Pick out and copy every line below that has the word "allele".

Start of DATA ENTRIES

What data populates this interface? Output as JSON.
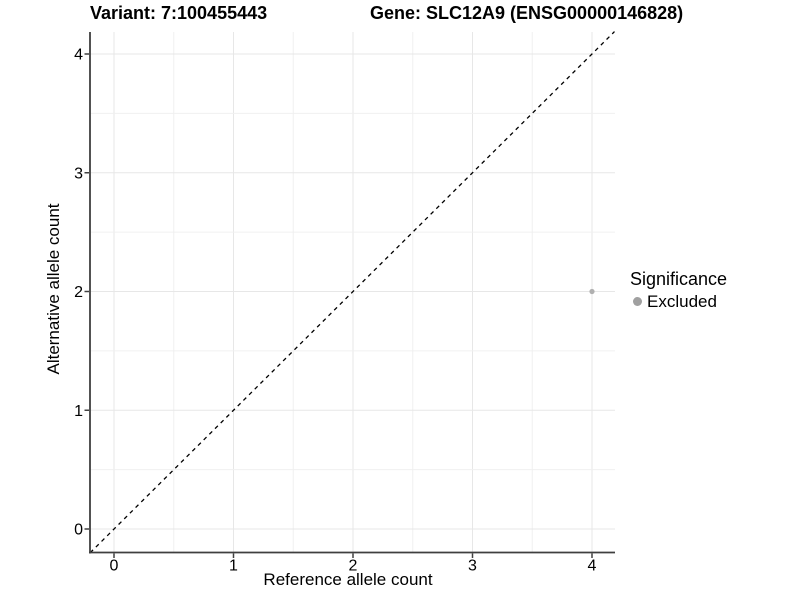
{
  "title": {
    "variant": "Variant: 7:100455443",
    "gene": "Gene: SLC12A9 (ENSG00000146828)"
  },
  "chart_data": {
    "type": "scatter",
    "title_left": "Variant: 7:100455443",
    "title_right": "Gene: SLC12A9 (ENSG00000146828)",
    "xlabel": "Reference allele count",
    "ylabel": "Alternative allele count",
    "xlim": [
      -0.2,
      4.2
    ],
    "ylim": [
      -0.2,
      4.2
    ],
    "xticks": [
      0,
      1,
      2,
      3,
      4
    ],
    "yticks": [
      0,
      1,
      2,
      3,
      4
    ],
    "grid": true,
    "minor_grid_step": 0.5,
    "points": [
      {
        "x": 4,
        "y": 2,
        "series": "Excluded"
      }
    ],
    "series": [
      {
        "name": "Excluded",
        "color": "#b0b0b0"
      }
    ],
    "identity_line": {
      "label": "y = x",
      "style": "dashed",
      "color": "#000000"
    },
    "legend_position": "right"
  },
  "legend": {
    "title": "Significance",
    "items": [
      {
        "label": "Excluded",
        "color": "#a0a0a0"
      }
    ]
  },
  "colors": {
    "background": "#ffffff",
    "grid_major": "#e7e7e7",
    "grid_minor": "#f0f0f0",
    "axis_line": "#3f3f3f",
    "tick_mark": "#404040",
    "text": "#000000"
  }
}
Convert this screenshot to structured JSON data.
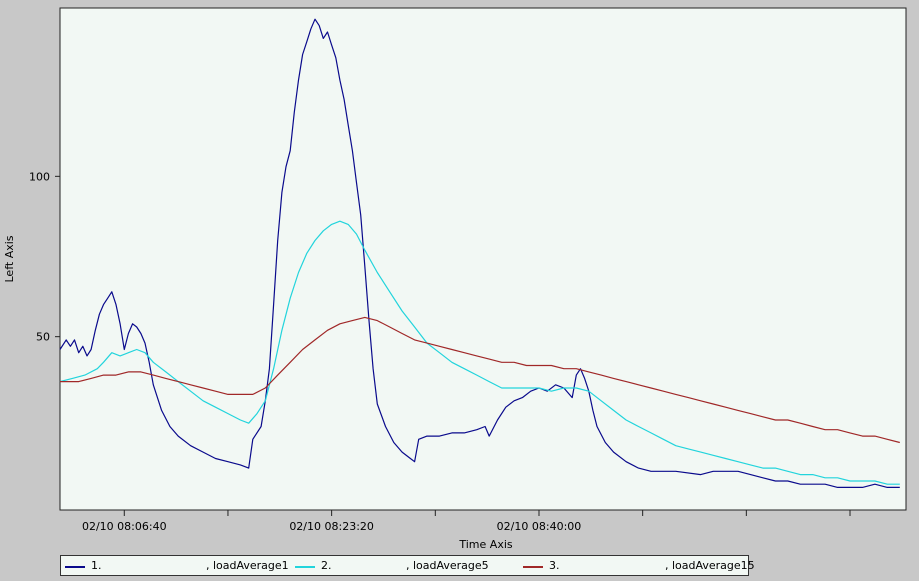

End of DATA ENTRIES

- **WORKED SOLUTION**
    "xlabel": "Reference allele count",
    "ylabel": "Alternative allele count",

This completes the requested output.